WHAT TO WORK ON: From the entries that follow, pick out all lines holding "detection".

Raw records:
□ □ □ □ □ □ □

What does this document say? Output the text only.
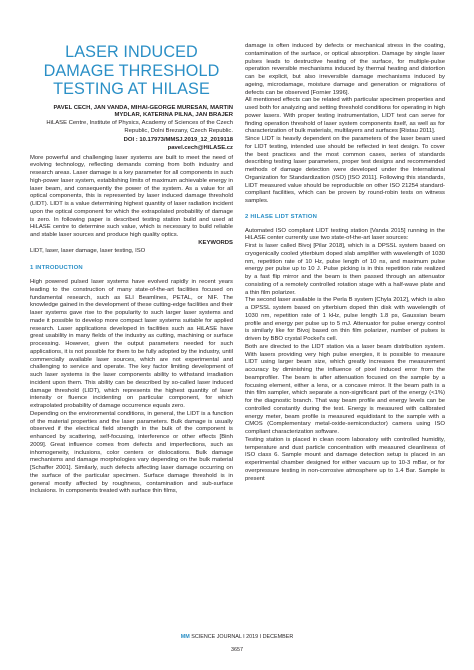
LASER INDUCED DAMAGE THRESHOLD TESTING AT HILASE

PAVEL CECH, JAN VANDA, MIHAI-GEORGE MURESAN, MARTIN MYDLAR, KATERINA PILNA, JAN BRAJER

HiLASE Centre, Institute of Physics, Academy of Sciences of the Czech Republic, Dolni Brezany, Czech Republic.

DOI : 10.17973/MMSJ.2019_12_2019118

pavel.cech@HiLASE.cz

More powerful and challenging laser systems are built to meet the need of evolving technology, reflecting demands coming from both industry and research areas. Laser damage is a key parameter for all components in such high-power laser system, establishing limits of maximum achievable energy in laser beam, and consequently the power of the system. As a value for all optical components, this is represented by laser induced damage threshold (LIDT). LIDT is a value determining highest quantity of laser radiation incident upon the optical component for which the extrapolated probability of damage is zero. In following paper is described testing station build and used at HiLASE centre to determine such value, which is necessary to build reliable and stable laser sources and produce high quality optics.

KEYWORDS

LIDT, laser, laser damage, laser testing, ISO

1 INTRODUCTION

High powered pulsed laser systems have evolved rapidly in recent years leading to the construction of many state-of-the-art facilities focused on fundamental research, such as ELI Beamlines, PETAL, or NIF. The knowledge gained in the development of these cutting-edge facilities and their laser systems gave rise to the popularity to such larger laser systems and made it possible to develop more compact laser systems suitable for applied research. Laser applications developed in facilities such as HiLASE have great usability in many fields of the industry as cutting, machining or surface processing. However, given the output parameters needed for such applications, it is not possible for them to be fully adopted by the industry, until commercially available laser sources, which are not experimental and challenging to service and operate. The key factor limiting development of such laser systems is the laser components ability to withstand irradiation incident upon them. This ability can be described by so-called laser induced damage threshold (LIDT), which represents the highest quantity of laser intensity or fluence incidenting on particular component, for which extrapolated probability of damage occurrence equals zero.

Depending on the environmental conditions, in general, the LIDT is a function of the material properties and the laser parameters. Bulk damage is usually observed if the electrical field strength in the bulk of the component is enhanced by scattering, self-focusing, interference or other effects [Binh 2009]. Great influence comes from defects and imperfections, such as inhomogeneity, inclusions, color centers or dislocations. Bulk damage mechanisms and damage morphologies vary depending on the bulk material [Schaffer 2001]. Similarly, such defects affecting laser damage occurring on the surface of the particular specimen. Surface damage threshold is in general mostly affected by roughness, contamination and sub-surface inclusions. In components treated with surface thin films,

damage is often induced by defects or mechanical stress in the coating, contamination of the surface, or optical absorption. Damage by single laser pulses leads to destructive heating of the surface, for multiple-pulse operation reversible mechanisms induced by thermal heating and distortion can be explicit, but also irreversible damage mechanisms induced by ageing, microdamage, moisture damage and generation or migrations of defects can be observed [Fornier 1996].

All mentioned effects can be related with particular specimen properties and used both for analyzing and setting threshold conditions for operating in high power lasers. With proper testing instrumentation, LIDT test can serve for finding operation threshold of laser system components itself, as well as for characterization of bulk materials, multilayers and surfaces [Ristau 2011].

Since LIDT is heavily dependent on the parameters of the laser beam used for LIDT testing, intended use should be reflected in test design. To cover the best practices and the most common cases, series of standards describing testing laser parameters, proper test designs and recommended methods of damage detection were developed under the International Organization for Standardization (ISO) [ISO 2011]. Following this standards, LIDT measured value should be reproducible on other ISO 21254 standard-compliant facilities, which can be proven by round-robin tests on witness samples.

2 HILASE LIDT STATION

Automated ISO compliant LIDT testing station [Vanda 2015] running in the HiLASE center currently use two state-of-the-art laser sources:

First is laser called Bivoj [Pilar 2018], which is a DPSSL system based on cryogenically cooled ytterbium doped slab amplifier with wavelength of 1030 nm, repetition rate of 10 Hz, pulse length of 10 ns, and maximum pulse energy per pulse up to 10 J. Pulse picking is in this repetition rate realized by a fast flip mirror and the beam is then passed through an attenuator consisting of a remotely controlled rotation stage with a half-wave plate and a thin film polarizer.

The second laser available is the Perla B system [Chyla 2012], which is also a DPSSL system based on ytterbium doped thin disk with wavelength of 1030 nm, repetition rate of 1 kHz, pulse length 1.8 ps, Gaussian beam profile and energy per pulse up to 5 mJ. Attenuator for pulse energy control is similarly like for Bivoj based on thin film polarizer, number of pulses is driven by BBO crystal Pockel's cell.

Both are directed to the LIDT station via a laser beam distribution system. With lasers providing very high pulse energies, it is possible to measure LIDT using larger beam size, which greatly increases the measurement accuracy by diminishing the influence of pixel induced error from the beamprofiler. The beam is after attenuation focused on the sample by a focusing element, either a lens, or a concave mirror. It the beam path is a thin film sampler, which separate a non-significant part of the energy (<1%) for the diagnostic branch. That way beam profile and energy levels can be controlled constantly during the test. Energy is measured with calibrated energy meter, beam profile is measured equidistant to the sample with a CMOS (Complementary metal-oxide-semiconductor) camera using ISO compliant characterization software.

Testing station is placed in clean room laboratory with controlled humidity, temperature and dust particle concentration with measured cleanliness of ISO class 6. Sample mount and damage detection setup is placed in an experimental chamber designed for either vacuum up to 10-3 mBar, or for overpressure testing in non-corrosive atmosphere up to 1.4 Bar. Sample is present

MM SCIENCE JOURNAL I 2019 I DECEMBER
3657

□ □ □ □ □ □ □

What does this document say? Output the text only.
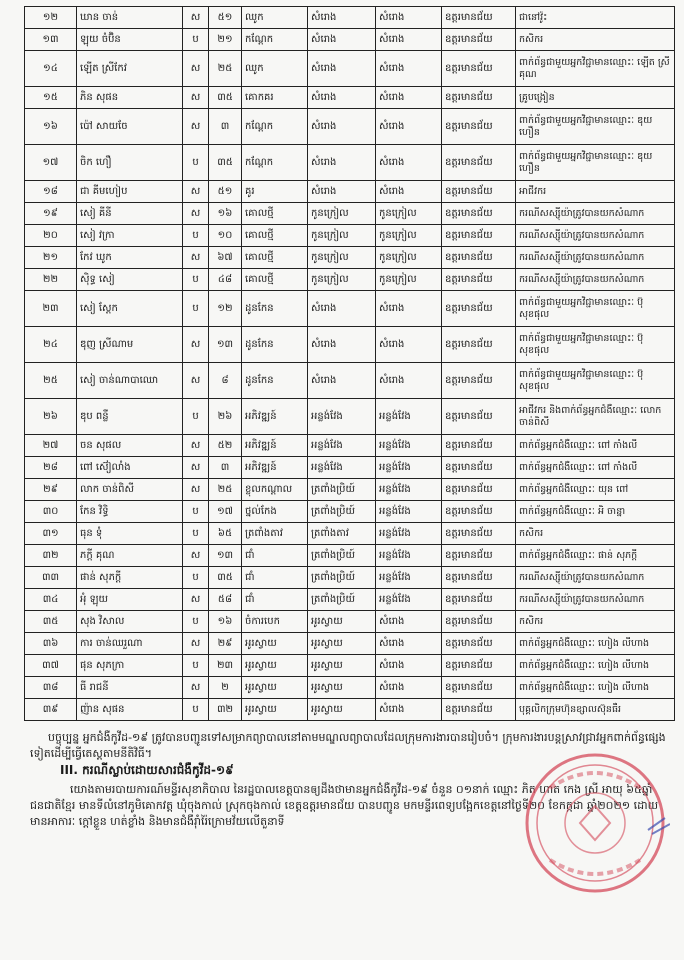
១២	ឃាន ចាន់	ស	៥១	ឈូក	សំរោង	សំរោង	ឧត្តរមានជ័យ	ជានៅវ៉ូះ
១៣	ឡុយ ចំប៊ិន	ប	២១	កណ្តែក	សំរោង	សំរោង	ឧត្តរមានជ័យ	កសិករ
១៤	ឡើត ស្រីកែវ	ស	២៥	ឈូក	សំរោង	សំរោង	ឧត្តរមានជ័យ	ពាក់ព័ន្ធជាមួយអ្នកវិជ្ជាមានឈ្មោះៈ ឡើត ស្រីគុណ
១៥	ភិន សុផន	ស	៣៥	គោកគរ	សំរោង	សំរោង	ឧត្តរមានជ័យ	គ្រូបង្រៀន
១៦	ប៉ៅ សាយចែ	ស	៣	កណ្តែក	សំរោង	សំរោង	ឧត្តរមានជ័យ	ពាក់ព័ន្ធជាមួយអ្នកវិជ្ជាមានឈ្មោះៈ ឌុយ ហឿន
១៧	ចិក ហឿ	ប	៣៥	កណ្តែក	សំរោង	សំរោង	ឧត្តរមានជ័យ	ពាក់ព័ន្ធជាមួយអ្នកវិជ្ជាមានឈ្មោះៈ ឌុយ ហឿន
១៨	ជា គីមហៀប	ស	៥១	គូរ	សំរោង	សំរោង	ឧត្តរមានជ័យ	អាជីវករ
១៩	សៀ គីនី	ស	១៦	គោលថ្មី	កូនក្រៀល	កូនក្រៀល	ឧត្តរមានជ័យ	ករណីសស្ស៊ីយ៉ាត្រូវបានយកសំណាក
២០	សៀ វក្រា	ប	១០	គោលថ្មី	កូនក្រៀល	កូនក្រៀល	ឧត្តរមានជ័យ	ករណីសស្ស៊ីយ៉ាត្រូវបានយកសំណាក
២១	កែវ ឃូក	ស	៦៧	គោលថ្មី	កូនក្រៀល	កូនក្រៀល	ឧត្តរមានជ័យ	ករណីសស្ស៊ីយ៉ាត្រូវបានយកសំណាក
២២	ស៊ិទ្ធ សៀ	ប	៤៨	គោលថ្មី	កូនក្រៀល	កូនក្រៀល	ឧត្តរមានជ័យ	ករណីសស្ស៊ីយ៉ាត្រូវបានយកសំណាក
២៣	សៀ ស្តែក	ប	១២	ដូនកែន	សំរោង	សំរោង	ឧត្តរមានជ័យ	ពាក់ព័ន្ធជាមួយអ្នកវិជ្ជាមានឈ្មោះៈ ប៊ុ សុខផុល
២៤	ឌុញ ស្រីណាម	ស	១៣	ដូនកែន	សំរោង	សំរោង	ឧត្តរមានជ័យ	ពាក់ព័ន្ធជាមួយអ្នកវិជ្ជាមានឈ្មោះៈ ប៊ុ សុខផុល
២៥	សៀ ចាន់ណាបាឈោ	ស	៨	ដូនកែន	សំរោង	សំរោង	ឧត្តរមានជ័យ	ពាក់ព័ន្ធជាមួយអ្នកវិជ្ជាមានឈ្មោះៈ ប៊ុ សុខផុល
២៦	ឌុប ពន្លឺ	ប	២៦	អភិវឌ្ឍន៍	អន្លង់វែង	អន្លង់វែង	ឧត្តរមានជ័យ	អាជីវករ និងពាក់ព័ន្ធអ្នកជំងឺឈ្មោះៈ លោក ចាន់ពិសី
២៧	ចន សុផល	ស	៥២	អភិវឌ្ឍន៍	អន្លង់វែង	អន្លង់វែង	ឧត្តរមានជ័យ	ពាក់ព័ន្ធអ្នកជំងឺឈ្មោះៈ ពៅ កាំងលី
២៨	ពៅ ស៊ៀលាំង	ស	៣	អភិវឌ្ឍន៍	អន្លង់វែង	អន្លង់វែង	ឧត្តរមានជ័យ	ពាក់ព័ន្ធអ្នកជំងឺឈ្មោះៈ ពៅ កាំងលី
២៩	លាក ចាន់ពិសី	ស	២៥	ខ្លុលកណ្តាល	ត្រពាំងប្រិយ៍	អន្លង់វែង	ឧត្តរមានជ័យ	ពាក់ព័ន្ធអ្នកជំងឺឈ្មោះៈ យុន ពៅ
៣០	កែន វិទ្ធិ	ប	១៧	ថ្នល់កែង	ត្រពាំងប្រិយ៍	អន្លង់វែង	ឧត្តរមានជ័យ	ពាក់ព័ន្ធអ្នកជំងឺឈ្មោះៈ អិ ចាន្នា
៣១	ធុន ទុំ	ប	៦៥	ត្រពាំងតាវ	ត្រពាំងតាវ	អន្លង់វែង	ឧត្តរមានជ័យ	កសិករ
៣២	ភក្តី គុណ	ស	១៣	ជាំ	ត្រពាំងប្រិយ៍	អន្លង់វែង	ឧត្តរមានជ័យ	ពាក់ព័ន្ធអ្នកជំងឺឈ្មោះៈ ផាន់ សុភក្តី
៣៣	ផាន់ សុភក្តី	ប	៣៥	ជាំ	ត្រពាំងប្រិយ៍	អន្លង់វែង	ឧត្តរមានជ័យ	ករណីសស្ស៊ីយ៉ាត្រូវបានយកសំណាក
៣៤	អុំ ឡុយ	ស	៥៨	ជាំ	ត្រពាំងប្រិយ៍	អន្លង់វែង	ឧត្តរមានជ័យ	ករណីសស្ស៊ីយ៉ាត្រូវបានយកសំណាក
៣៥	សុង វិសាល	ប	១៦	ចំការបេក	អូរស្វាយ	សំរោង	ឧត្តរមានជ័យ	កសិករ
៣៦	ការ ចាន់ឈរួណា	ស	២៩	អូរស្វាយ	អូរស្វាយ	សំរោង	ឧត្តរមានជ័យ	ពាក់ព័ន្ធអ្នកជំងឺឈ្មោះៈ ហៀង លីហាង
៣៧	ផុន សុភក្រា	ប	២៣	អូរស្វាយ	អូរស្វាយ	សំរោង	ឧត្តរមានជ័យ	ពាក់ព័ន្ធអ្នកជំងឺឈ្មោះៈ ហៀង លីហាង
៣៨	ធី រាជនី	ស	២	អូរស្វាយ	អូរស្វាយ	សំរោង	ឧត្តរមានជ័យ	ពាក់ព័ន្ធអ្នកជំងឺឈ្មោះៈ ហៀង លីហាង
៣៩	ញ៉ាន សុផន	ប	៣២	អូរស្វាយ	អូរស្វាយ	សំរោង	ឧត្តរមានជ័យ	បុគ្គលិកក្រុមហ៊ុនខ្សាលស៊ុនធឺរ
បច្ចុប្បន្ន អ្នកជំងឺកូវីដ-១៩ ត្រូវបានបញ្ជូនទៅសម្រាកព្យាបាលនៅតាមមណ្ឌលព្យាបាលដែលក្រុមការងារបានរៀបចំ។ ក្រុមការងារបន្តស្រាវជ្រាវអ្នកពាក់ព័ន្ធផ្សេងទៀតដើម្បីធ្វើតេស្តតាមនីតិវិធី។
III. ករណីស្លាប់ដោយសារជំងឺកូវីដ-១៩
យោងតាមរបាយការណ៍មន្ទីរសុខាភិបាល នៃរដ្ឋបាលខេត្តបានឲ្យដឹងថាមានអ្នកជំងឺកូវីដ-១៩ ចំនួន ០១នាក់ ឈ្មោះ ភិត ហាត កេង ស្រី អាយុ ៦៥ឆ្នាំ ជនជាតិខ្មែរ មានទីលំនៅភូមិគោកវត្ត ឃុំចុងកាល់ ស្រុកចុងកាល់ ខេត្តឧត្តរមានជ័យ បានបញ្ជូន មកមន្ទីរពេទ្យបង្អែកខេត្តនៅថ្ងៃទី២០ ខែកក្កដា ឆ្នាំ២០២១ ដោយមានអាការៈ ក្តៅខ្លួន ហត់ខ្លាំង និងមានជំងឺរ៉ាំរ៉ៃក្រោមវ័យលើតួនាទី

□ □ □ □ □ □ □

WRITTEN RESPONSE:
Since LIDT is heavily dependent on the parameters of the laser beam used for LIDT testing, intended use should be reflected in test design. To cover the best practices and the most common cases, series of standards describing testing laser parameters, proper test designs and recommended methods of damage detection were developed under the International Organization for Standardization (ISO) [ISO 2011]. Following this standards, LIDT measured value should be reproducible on other ISO 21254 standard-compliant facilities, which can be proven by round-robin tests on witness samples.
Testing station is placed in clean room laboratory with controlled humidity, temperature and dust particle concentration with measured cleanliness of ISO class 6. Sample mount and damage detection setup is placed in an experimental chamber designed for either vacuum up to 10-3 mBar, or for overpressure testing in non-corrosive atmosphere up to 1.4 Bar. Sample is present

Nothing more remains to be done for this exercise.